---- Data for this exercise
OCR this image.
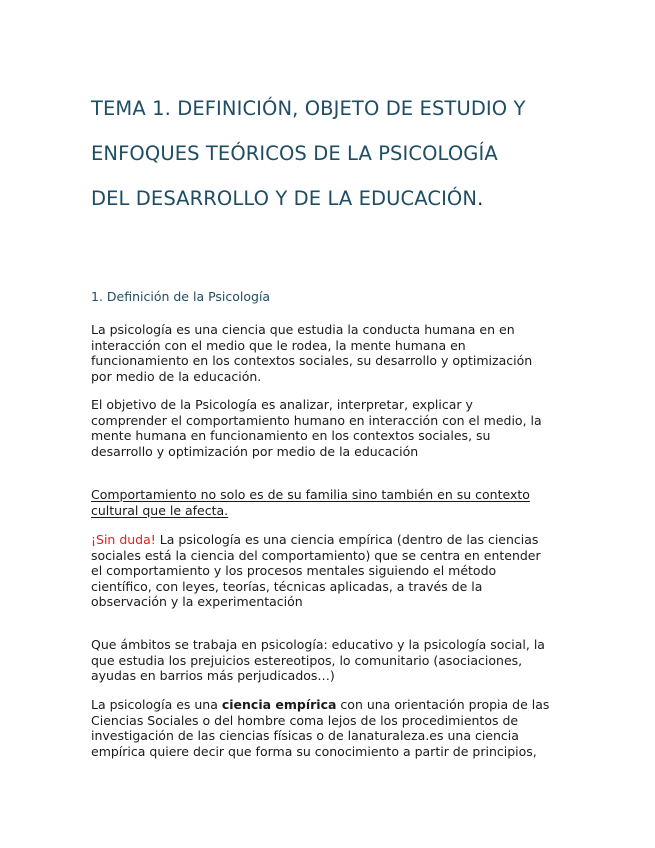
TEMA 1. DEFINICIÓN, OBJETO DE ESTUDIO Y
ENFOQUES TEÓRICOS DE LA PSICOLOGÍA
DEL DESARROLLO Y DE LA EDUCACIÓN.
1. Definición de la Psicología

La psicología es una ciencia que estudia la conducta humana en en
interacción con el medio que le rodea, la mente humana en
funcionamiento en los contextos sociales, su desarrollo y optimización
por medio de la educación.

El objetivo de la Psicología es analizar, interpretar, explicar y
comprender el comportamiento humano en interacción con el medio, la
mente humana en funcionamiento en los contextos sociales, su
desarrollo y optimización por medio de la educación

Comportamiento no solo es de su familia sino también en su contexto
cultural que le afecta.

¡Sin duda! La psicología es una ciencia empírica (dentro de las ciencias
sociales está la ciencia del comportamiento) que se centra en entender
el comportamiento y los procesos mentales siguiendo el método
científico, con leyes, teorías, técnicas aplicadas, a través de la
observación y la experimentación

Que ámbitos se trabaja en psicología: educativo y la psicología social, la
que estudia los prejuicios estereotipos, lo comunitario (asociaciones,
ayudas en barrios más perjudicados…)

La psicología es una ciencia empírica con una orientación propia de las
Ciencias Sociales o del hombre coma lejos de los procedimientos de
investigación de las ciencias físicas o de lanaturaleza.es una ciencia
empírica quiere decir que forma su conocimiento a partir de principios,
--------
---- Data for this exercise
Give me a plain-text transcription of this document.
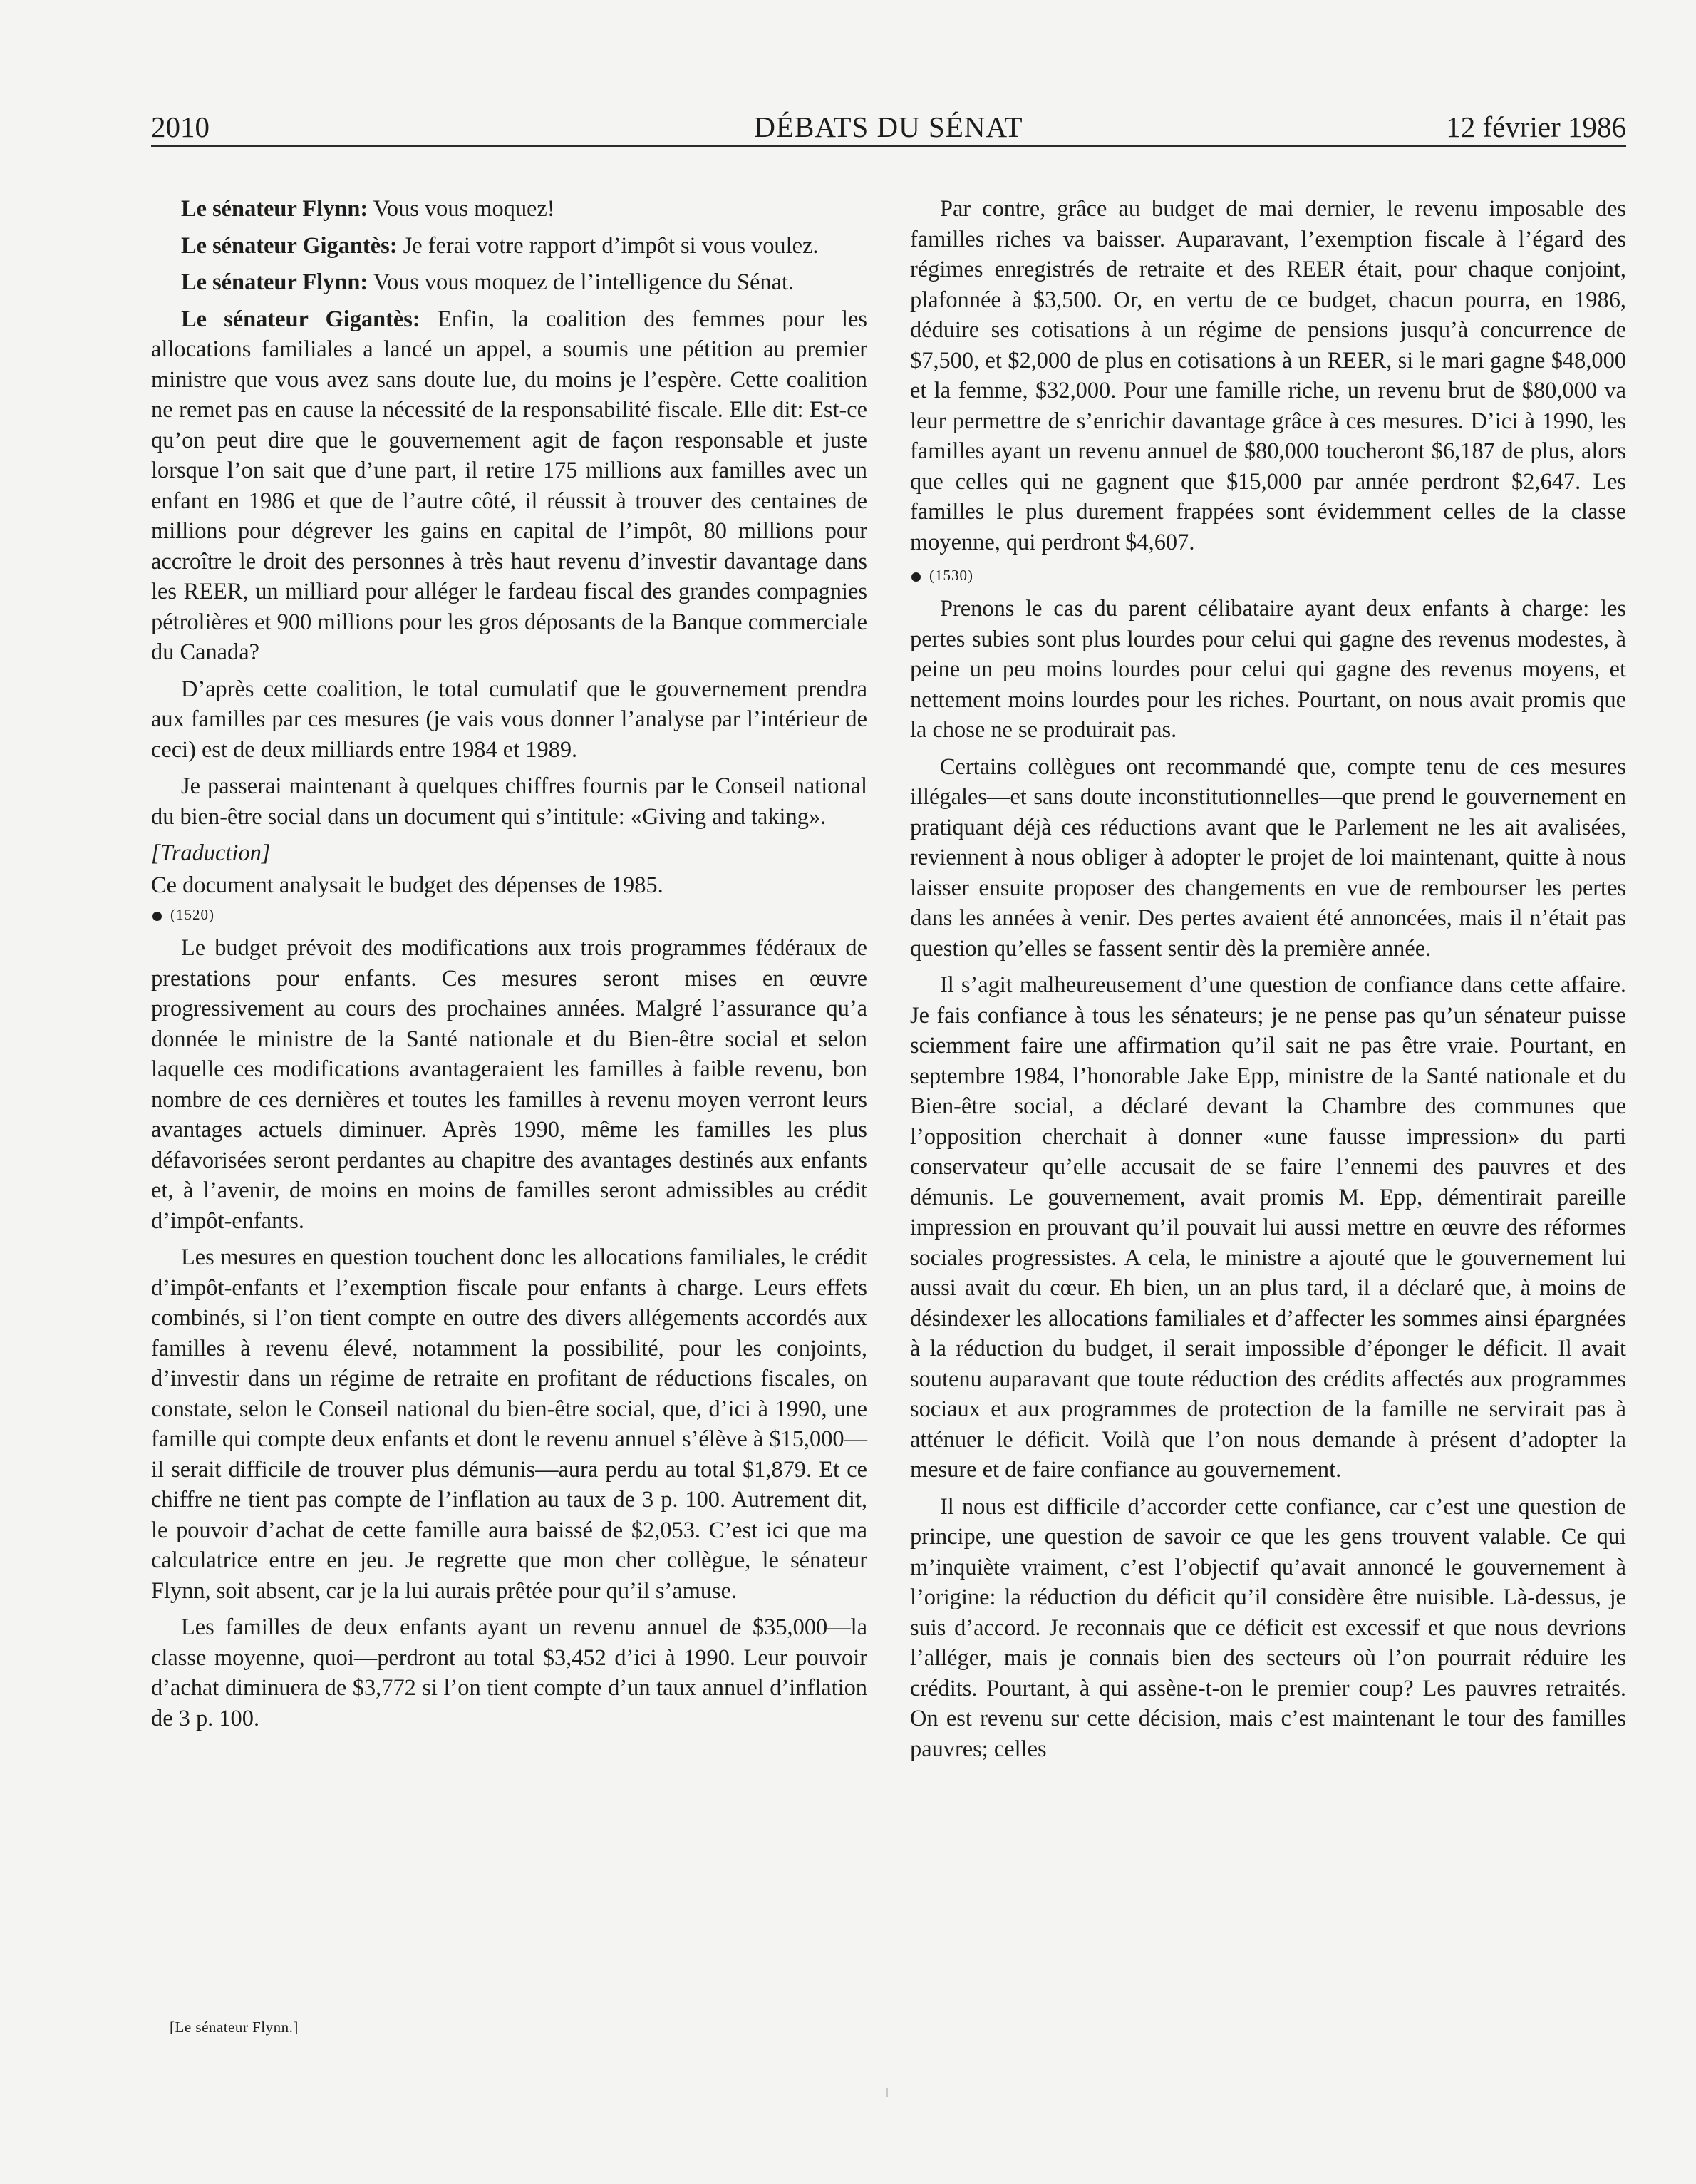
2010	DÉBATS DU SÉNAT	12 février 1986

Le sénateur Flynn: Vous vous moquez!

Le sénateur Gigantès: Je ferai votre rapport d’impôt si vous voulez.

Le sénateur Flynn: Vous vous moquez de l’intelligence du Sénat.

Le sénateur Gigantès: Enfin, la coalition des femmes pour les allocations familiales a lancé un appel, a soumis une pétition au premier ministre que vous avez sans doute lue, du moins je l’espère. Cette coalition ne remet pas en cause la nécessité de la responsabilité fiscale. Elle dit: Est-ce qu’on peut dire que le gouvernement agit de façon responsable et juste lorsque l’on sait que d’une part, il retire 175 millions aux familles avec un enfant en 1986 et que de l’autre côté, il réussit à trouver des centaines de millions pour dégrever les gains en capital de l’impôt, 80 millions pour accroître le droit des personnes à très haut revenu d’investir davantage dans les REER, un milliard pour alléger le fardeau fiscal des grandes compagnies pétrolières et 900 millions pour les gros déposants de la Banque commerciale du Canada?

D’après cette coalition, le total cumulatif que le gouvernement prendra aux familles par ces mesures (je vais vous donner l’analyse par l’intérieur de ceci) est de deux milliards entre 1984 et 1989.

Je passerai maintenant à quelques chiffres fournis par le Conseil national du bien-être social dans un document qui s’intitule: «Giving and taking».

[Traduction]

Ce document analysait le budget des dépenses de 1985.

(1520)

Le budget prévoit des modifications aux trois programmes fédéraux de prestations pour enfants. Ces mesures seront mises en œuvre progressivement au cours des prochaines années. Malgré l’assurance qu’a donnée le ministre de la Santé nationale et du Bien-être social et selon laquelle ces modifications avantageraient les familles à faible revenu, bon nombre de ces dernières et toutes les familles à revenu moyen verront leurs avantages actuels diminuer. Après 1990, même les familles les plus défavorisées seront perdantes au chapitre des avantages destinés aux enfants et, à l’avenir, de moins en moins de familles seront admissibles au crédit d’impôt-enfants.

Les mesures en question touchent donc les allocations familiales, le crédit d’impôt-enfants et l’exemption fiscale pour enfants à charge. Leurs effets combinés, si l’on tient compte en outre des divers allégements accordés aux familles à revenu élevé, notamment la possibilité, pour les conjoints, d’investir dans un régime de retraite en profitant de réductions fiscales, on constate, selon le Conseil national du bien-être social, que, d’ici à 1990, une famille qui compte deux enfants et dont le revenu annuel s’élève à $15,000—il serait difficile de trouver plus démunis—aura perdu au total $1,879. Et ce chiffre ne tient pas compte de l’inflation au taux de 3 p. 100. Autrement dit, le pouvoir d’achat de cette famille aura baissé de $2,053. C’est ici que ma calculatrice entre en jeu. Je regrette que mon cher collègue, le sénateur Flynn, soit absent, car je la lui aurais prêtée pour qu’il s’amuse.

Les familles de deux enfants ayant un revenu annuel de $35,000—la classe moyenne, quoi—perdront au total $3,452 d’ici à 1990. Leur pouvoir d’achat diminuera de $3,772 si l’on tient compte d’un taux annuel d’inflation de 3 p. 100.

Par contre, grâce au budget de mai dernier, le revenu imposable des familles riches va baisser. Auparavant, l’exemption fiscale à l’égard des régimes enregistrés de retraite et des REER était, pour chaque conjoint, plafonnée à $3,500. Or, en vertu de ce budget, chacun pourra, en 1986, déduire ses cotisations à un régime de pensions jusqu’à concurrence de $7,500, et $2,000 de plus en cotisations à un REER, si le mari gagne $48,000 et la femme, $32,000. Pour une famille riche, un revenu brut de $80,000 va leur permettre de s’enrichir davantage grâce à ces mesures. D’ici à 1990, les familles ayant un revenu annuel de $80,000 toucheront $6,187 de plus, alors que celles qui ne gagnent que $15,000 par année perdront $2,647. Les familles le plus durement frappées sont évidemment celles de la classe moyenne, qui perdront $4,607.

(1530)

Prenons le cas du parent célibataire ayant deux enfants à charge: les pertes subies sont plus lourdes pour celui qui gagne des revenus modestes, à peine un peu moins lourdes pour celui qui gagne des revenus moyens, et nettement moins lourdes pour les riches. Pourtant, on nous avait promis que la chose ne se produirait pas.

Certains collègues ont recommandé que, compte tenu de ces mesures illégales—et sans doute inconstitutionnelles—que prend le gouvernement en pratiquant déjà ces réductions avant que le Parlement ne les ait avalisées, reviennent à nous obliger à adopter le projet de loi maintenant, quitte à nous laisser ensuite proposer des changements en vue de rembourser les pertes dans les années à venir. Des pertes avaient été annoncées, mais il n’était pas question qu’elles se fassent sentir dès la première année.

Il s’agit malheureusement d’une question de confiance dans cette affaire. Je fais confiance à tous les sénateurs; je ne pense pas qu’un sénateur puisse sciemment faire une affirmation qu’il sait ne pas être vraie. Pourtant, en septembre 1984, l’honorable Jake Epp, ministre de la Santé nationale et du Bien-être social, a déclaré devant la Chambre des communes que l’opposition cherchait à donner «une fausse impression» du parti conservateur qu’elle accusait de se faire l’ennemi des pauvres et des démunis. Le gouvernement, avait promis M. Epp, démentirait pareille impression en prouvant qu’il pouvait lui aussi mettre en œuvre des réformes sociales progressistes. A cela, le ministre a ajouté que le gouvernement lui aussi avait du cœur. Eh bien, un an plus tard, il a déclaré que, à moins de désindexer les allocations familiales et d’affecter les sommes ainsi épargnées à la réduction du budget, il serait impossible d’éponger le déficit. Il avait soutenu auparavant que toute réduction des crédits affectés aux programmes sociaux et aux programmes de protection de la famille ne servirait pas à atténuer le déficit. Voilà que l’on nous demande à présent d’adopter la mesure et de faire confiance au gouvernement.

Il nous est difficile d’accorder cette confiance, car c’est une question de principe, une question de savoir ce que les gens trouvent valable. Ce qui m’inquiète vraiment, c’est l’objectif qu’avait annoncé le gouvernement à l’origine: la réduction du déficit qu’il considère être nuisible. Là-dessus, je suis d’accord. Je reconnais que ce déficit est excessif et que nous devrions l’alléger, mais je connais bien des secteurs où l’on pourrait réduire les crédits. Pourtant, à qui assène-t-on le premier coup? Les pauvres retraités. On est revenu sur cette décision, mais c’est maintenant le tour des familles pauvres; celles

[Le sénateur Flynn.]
--------
■ Exercise goal ■
Pick out the lines that contain "vous" and copy them.

■ Result for this task ■
Le sénateur Flynn: Vous vous moquez!
Le sénateur Gigantès: Je ferai votre rapport d’impôt si vous voulez.
Le sénateur Flynn: Vous vous moquez de l’intelligence du Sénat.
Le sénateur Gigantès: Enfin, la coalition des femmes pour les allocations familiales a lancé un appel, a soumis une pétition au premier ministre que vous avez sans doute lue, du moins je l’espère. Cette coalition ne remet pas en cause la nécessité de la responsabilité fiscale. Elle dit: Est-ce qu’on peut dire que le gouvernement agit de façon responsable et juste lorsque l’on sait que d’une part, il retire 175 millions aux familles avec un enfant en 1986 et que de l’autre côté, il réussit à trouver des centaines de millions pour dégrever les gains en capital de l’impôt, 80 millions pour accroître le droit des personnes à très haut revenu d’investir davantage dans les REER, un milliard pour alléger le fardeau fiscal des grandes compagnies pétrolières et 900 millions pour les gros déposants de la Banque commerciale du Canada?
D’après cette coalition, le total cumulatif que le gouvernement prendra aux familles par ces mesures (je vais vous donner l’analyse par l’intérieur de ceci) est de deux milliards entre 1984 et 1989.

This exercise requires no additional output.